Your task: Everything in the listing except the pictures should be written out exactly.

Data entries
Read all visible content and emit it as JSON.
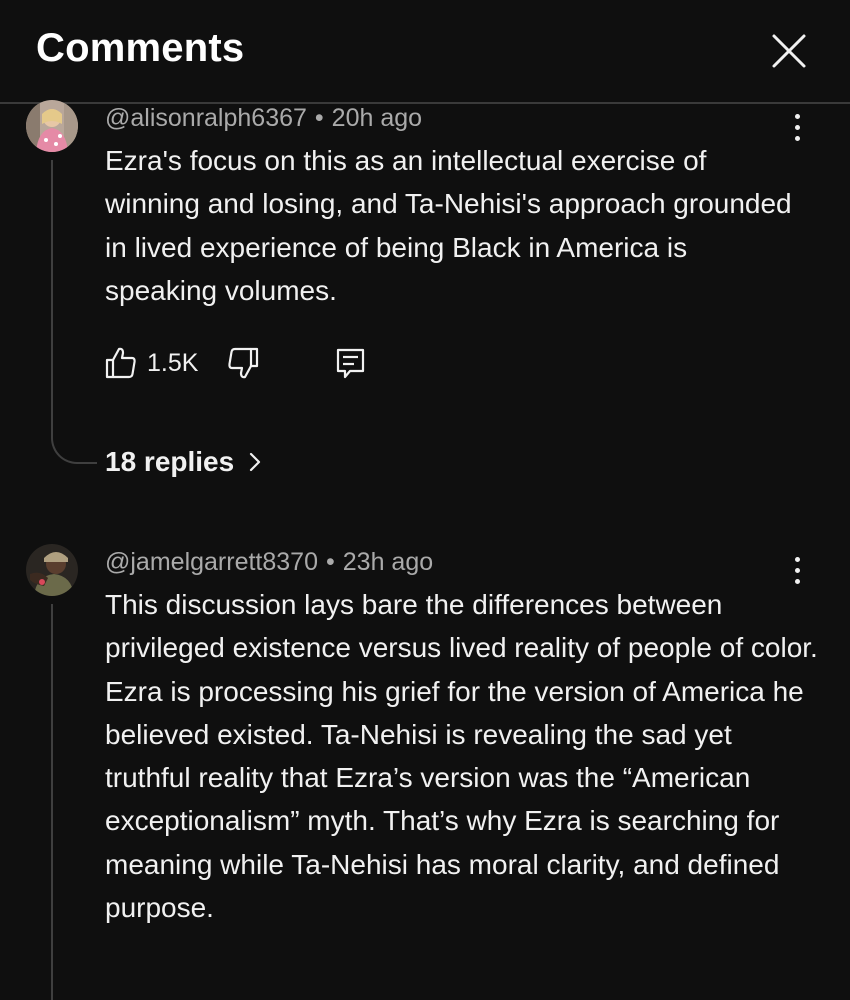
{
  "header": {
    "title": "Comments",
    "close_icon": "close-icon"
  },
  "comments": [
    {
      "author": "@alisonralph6367",
      "separator": "•",
      "time": "20h ago",
      "text": "Ezra's focus on this as an intellectual exercise of winning and losing, and Ta-Nehisi's approach grounded in lived experience of being Black in America is speaking volumes.",
      "likes": "1.5K",
      "replies_label": "18 replies",
      "icons": [
        "thumbs-up-icon",
        "thumbs-down-icon",
        "reply-icon",
        "more-vert-icon",
        "chevron-right-icon"
      ]
    },
    {
      "author": "@jamelgarrett8370",
      "separator": "•",
      "time": "23h ago",
      "text": "This discussion lays bare the differences between  privileged existence versus lived reality of people of color. Ezra is processing his grief for the version of America he believed existed. Ta-Nehisi is revealing the sad yet truthful reality that Ezra’s version was the “American exceptionalism” myth. That’s why Ezra is searching for meaning while Ta-Nehisi has moral clarity, and defined purpose.",
      "icons": [
        "more-vert-icon"
      ]
    }
  ],
  "colors": {
    "background": "#0f0f0f",
    "text_primary": "#f1f1f1",
    "text_secondary": "#aaaaaa",
    "divider": "#3a3a3a"
  }
}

Worked answer:
Read all visible content and emit it as JSON.
{
  "header": {
    "title": "Comments",
    "close_icon": "close-icon"
  },
  "comments": [
    {
      "author": "@alisonralph6367",
      "separator": "•",
      "time": "20h ago",
      "text": "Ezra's focus on this as an intellectual exercise of winning and losing, and Ta-Nehisi's approach grounded in lived experience of being Black in America is speaking volumes.",
      "likes": "1.5K",
      "replies_label": "18 replies",
      "icons": [
        "thumbs-up-icon",
        "thumbs-down-icon",
        "reply-icon",
        "more-vert-icon",
        "chevron-right-icon"
      ]
    },
    {
      "author": "@jamelgarrett8370",
      "separator": "•",
      "time": "23h ago",
      "text": "This discussion lays bare the differences between  privileged existence versus lived reality of people of color. Ezra is processing his grief for the version of America he believed existed. Ta-Nehisi is revealing the sad yet truthful reality that Ezra’s version was the “American exceptionalism” myth. That’s why Ezra is searching for meaning while Ta-Nehisi has moral clarity, and defined purpose.",
      "icons": [
        "more-vert-icon"
      ]
    }
  ],
  "colors": {
    "background": "#0f0f0f",
    "text_primary": "#f1f1f1",
    "text_secondary": "#aaaaaa",
    "divider": "#3a3a3a"
  }
}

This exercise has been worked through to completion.